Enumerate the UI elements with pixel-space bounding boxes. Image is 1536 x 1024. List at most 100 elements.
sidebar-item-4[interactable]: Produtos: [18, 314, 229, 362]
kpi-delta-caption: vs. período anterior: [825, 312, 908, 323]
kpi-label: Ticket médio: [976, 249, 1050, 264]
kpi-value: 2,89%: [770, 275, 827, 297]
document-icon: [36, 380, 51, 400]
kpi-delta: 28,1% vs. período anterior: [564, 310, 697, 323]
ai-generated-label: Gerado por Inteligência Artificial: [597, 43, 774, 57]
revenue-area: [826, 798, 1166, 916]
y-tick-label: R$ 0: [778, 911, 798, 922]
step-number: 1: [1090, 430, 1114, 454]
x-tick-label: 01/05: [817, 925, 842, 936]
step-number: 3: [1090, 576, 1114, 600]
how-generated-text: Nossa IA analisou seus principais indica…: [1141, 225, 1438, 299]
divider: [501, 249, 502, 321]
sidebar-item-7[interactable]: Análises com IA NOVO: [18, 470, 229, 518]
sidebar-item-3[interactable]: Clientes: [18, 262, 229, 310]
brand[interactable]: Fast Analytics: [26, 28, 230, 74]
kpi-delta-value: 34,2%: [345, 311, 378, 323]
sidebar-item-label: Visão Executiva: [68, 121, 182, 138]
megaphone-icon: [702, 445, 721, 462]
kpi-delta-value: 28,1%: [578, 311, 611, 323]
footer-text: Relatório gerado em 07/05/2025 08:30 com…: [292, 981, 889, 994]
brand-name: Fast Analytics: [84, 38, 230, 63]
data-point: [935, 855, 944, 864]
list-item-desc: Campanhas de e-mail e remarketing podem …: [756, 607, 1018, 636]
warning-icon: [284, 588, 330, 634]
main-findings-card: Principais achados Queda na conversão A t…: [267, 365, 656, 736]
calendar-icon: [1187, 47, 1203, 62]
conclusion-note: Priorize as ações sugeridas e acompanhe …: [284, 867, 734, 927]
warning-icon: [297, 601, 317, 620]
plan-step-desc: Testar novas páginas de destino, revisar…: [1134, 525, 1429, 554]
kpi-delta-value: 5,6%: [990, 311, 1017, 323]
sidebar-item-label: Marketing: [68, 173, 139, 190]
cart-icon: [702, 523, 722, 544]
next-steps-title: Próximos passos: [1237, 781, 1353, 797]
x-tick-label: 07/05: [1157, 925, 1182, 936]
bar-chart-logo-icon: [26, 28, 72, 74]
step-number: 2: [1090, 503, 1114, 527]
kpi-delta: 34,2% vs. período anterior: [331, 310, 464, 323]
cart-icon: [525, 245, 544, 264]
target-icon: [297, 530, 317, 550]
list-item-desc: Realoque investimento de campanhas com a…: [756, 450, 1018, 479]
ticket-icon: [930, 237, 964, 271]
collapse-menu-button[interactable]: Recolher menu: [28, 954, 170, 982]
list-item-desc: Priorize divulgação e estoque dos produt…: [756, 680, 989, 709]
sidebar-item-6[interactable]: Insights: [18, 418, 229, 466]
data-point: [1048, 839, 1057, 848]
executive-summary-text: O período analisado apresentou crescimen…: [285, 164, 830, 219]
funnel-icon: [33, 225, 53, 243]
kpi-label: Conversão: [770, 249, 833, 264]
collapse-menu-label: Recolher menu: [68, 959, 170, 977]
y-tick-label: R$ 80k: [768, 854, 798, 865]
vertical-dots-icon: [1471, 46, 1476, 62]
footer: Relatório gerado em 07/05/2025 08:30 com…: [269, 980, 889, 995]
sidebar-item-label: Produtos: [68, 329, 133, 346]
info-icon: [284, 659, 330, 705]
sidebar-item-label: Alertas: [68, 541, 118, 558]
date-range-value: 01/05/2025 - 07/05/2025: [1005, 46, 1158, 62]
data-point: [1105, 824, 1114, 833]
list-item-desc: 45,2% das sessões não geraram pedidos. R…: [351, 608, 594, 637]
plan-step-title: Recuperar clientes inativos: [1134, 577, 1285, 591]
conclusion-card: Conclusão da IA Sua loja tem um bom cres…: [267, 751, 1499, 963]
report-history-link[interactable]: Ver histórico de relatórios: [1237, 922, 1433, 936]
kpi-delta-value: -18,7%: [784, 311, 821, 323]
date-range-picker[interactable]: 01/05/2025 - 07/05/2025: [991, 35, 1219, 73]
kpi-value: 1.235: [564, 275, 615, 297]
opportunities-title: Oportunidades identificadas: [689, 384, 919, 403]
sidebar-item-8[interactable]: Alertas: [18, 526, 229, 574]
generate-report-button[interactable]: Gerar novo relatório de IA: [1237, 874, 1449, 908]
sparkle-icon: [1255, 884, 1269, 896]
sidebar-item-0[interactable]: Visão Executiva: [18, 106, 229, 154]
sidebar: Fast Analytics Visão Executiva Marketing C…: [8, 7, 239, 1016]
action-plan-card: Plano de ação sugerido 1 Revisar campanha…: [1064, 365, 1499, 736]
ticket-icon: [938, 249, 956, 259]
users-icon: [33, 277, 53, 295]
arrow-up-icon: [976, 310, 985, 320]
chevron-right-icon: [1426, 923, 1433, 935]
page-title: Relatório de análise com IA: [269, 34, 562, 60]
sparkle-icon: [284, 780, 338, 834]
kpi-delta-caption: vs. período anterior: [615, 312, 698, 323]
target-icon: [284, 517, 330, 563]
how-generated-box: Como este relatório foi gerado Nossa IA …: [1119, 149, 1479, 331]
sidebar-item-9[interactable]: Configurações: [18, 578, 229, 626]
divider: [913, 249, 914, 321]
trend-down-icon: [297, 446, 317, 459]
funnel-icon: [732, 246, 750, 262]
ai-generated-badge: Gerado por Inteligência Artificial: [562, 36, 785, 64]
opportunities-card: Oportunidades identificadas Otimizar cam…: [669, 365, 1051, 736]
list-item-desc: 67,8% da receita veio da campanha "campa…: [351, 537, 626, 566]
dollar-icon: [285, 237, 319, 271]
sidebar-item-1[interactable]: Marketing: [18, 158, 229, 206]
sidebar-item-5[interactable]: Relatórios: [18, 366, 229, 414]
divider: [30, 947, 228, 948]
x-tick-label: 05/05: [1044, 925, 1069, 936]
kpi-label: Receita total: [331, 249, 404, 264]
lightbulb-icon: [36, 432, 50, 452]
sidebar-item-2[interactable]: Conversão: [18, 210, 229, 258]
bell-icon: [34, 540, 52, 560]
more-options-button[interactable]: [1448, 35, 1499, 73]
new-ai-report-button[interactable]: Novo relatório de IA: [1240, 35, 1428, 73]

JOB
Please count the lines in the rows above that contain the string "data", and give only the number.

EXERCISE OUTPUT
3